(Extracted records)
- - -

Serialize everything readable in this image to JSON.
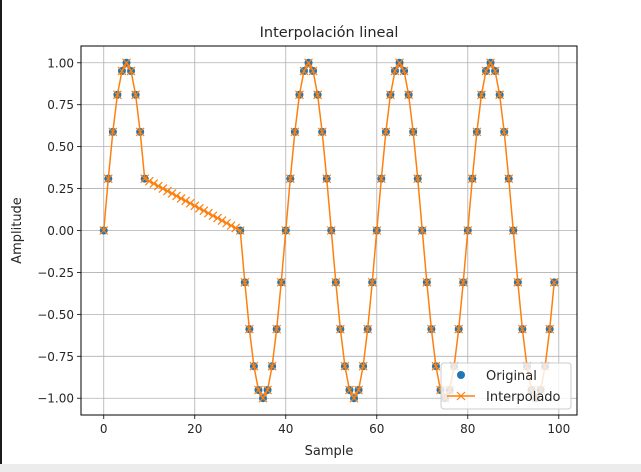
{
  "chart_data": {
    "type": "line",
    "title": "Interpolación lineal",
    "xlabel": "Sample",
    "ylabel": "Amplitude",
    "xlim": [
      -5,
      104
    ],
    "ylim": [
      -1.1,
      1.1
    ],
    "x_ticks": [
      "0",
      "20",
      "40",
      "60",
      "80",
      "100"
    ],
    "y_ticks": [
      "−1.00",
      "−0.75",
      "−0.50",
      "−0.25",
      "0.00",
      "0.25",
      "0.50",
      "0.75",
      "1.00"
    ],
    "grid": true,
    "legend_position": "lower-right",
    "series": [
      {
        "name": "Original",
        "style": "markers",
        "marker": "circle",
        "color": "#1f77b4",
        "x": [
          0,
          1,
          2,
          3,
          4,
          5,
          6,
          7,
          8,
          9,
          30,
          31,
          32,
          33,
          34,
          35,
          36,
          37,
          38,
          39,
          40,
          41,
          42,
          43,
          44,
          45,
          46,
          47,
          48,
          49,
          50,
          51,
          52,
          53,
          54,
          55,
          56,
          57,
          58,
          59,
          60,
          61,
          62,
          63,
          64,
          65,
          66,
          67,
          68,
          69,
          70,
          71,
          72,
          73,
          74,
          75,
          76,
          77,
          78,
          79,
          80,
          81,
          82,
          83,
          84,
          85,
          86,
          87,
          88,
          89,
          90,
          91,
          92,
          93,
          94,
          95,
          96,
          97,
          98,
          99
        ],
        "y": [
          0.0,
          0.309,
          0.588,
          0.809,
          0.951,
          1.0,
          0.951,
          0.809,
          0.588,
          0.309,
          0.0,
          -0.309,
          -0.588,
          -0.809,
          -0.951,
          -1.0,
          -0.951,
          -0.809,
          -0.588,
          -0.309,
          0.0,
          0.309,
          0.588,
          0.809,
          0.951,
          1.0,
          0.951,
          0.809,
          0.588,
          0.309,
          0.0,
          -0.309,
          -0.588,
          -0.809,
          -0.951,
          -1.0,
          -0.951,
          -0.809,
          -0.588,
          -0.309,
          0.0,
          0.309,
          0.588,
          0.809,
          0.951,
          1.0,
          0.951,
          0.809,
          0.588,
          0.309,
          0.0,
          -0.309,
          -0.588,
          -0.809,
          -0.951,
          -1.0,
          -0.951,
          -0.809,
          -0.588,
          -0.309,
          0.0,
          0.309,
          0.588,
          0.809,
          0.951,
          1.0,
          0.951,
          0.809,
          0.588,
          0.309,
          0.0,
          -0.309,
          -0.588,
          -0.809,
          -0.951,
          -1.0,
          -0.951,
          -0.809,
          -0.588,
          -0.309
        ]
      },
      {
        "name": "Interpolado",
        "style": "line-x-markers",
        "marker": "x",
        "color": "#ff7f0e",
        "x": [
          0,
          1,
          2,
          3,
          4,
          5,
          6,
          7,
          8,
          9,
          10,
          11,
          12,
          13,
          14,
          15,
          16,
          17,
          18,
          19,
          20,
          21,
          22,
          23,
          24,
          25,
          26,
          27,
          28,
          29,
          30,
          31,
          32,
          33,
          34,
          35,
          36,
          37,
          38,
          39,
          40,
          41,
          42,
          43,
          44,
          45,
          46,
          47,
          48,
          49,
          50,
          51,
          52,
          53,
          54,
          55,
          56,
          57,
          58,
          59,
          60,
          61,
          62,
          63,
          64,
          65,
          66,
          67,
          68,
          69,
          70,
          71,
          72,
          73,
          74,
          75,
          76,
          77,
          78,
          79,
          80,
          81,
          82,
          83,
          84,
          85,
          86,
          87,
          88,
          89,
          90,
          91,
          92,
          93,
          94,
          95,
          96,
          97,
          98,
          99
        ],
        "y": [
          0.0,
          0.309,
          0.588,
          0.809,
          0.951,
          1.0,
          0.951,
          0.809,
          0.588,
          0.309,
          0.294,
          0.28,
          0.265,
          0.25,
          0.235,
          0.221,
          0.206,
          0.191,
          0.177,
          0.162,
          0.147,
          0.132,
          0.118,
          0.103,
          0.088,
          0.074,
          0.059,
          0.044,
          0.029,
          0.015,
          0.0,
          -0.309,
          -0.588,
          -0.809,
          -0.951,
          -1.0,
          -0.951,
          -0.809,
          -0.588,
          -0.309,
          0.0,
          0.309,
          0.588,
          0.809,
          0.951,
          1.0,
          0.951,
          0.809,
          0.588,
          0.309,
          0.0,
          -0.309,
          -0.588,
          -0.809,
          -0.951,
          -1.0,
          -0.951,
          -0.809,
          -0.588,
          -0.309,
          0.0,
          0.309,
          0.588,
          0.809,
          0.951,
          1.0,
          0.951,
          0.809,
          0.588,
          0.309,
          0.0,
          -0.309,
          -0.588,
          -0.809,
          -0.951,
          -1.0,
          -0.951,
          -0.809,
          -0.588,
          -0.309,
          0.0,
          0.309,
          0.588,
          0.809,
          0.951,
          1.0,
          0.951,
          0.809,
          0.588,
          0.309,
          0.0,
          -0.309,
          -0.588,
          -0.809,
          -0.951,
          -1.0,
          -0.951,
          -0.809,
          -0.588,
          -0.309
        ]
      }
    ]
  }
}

- - -

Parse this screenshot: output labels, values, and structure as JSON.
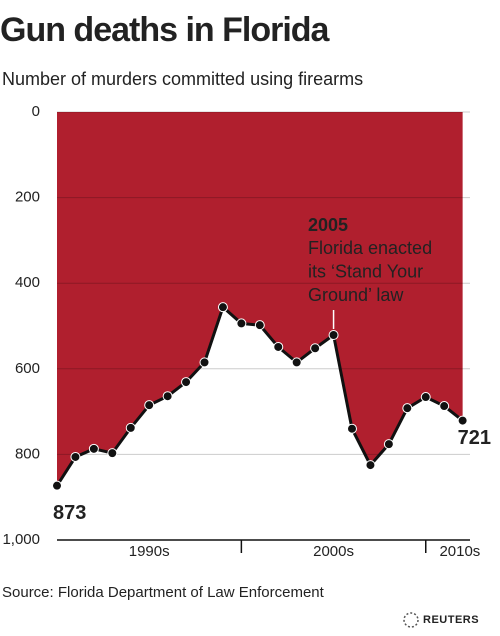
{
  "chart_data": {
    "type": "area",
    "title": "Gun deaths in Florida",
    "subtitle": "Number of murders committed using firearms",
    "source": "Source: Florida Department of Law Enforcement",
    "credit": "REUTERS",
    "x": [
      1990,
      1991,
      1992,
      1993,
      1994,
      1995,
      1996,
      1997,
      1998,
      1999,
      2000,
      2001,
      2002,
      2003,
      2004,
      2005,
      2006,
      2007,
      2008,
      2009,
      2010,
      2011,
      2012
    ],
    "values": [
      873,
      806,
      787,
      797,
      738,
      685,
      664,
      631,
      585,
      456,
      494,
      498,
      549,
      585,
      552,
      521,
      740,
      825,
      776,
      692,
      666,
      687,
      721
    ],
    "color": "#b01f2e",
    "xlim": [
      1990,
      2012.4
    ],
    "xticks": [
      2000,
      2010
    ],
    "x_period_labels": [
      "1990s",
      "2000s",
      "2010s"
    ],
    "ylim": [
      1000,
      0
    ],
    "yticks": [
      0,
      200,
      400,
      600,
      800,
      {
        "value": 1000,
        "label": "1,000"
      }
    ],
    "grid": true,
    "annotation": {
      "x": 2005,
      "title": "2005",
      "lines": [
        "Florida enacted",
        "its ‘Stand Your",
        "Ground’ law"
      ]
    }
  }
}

- - -

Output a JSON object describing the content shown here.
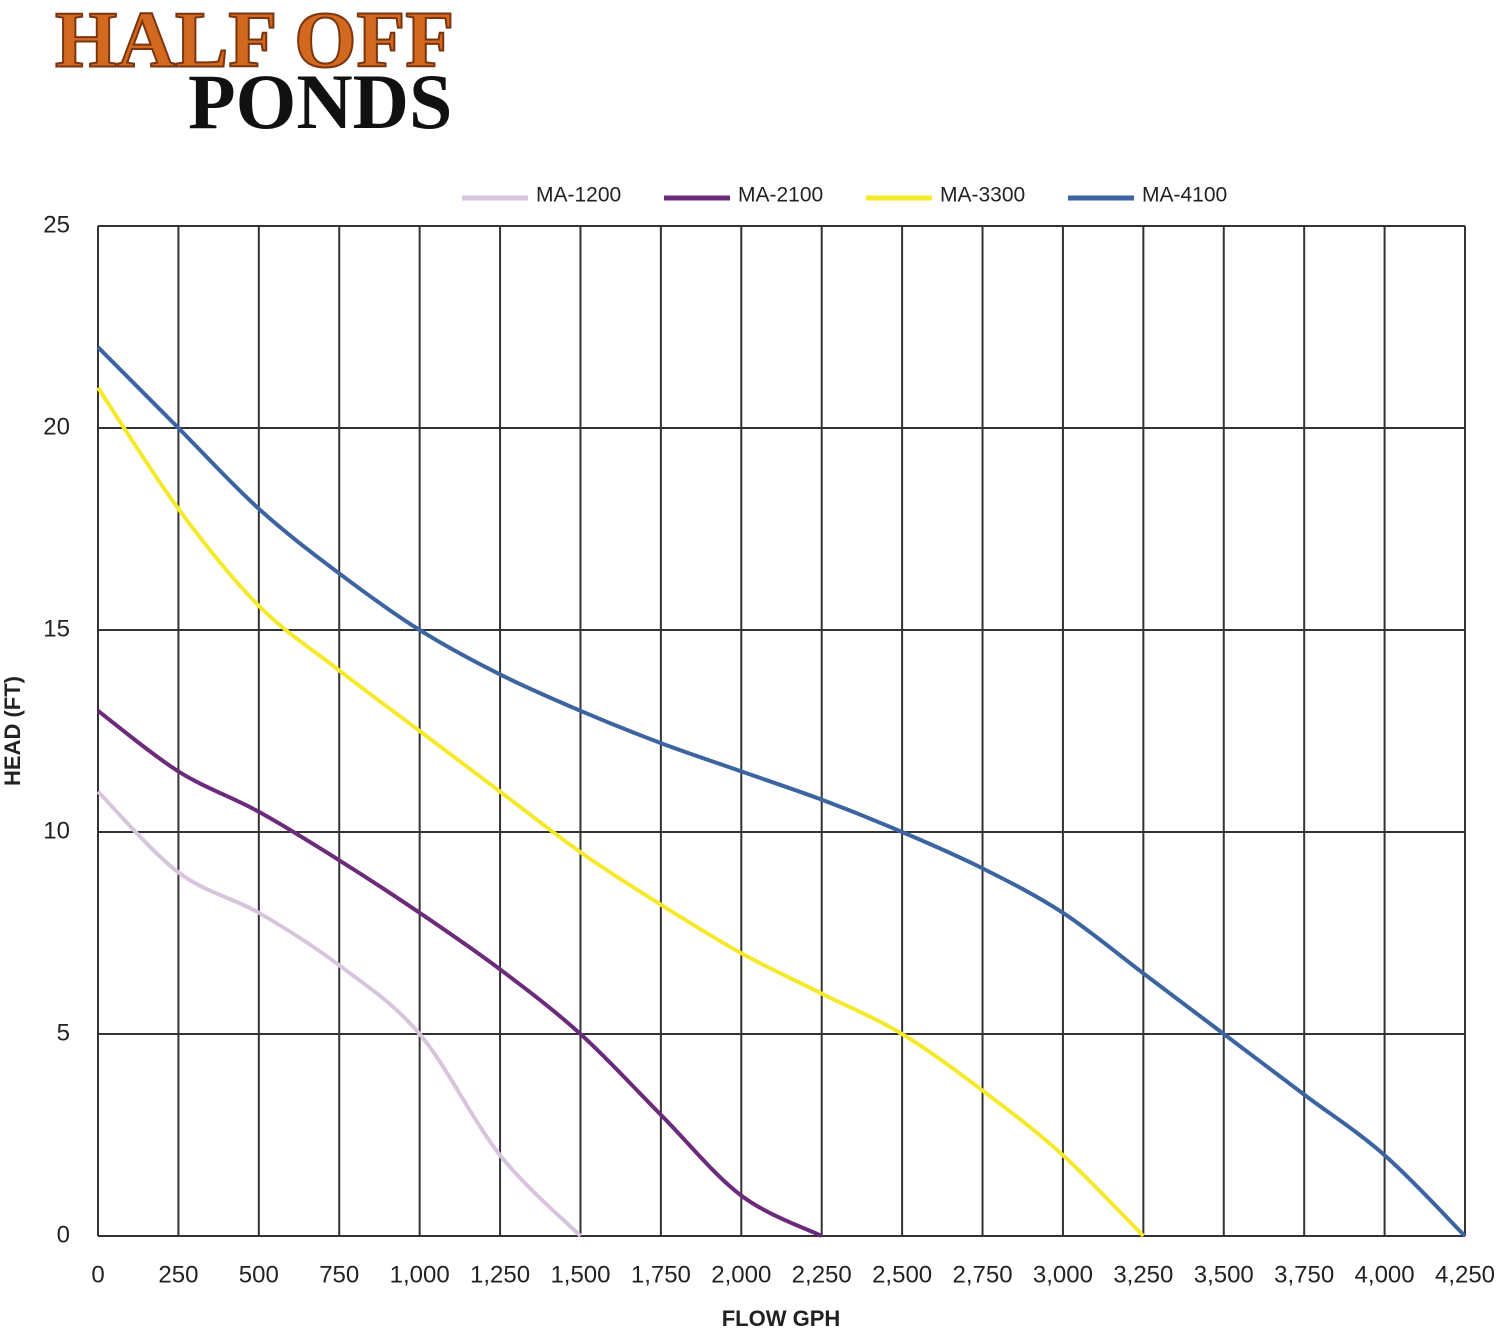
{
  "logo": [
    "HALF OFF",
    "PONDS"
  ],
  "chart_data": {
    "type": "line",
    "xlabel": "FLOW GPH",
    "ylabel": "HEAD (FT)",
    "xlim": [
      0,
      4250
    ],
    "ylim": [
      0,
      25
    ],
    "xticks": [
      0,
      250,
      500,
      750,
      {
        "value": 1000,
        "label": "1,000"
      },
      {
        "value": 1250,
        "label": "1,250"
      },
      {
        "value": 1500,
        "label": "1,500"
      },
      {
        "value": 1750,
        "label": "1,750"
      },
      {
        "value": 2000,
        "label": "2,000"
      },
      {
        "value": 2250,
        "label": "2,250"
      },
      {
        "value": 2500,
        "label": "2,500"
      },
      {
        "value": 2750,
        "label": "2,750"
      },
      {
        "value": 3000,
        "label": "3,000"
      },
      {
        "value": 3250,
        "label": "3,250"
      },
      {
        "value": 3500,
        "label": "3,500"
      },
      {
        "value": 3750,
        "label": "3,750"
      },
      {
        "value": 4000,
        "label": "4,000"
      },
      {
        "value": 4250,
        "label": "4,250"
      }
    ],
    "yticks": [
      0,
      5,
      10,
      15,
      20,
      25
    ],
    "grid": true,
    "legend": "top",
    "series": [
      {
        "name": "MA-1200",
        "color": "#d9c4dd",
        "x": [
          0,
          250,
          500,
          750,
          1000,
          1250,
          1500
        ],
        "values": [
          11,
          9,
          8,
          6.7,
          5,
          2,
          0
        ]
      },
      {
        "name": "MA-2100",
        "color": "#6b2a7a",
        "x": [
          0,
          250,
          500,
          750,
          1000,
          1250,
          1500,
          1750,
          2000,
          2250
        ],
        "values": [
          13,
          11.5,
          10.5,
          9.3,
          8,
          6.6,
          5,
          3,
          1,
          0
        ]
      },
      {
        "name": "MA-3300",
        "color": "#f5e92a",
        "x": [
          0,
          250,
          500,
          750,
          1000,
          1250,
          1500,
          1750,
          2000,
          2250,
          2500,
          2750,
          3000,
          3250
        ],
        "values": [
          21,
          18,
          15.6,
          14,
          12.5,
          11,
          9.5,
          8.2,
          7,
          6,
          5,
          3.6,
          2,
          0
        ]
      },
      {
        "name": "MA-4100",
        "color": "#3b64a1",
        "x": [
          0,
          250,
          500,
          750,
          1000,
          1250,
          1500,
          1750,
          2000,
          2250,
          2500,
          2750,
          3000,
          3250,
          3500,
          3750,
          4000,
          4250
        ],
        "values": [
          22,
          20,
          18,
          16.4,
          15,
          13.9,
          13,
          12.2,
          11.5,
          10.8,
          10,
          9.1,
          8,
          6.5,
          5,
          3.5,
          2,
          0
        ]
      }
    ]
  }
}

- - -

Identify every line holding the word "this" and copy it out.

Output of the exercise –
Serialize everything readable in this image to JSON.
Parse this screenshot: output labels, values, and structure as JSON.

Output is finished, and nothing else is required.